■ Short task
Go through the records and show each line where the word "voltage" occurs.

■ Data shown

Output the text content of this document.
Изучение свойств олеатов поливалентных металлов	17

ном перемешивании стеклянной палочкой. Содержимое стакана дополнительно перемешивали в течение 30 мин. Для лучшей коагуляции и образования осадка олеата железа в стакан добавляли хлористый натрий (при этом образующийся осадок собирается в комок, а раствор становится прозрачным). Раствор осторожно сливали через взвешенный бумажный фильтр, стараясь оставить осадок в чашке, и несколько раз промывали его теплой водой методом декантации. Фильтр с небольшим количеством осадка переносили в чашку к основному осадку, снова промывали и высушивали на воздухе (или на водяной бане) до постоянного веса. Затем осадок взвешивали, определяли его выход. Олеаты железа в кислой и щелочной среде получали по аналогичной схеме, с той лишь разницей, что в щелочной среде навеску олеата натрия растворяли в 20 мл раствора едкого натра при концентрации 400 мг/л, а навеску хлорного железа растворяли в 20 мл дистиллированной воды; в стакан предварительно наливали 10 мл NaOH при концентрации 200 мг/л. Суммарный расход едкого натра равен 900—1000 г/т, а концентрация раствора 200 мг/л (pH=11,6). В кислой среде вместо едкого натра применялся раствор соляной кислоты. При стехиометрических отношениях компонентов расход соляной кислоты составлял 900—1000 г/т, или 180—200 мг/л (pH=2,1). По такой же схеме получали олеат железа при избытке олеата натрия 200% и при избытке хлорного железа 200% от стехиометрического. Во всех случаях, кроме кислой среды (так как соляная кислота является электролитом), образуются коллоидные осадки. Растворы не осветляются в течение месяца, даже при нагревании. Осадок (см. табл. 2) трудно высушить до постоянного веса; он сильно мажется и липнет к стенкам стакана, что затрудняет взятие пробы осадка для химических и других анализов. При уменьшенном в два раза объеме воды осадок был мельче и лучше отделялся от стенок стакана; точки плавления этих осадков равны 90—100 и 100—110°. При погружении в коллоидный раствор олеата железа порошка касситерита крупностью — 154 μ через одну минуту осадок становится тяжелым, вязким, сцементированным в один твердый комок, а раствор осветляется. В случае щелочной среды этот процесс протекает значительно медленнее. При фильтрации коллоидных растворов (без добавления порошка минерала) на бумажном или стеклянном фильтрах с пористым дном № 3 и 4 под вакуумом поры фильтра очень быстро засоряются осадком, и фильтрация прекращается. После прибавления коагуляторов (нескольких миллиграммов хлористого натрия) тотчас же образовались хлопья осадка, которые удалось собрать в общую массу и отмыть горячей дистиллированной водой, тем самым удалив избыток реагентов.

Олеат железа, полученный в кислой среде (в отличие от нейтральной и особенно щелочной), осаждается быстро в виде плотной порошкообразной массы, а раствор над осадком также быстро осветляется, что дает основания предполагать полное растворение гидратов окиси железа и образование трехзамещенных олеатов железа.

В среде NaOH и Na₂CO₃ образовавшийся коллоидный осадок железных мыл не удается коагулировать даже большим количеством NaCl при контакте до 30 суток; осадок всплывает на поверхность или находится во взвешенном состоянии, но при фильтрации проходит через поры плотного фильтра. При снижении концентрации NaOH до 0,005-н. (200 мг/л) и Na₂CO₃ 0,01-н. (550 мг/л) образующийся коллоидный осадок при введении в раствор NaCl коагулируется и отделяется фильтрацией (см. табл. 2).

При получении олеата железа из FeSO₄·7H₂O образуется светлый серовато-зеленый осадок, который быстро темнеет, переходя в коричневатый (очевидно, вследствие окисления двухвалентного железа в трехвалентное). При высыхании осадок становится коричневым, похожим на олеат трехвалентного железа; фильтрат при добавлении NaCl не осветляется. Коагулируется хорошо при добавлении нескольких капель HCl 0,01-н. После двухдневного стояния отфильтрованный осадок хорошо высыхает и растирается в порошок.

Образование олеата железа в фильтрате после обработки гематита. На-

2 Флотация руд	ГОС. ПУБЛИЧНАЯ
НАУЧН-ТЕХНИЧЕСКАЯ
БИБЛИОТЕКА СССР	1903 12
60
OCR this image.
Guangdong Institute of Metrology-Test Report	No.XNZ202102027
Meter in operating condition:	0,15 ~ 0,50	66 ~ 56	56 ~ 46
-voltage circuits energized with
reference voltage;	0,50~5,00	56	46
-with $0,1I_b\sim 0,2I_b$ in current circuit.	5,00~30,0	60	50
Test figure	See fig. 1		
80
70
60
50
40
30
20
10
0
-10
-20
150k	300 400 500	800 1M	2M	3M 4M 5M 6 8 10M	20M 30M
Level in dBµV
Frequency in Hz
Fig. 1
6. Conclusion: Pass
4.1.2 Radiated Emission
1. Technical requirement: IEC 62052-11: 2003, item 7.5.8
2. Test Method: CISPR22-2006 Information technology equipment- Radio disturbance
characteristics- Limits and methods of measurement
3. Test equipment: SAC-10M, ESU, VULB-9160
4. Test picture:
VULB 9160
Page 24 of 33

■ Result below
-voltage circuits energized with
reference voltage;	0,50~5,00	56	46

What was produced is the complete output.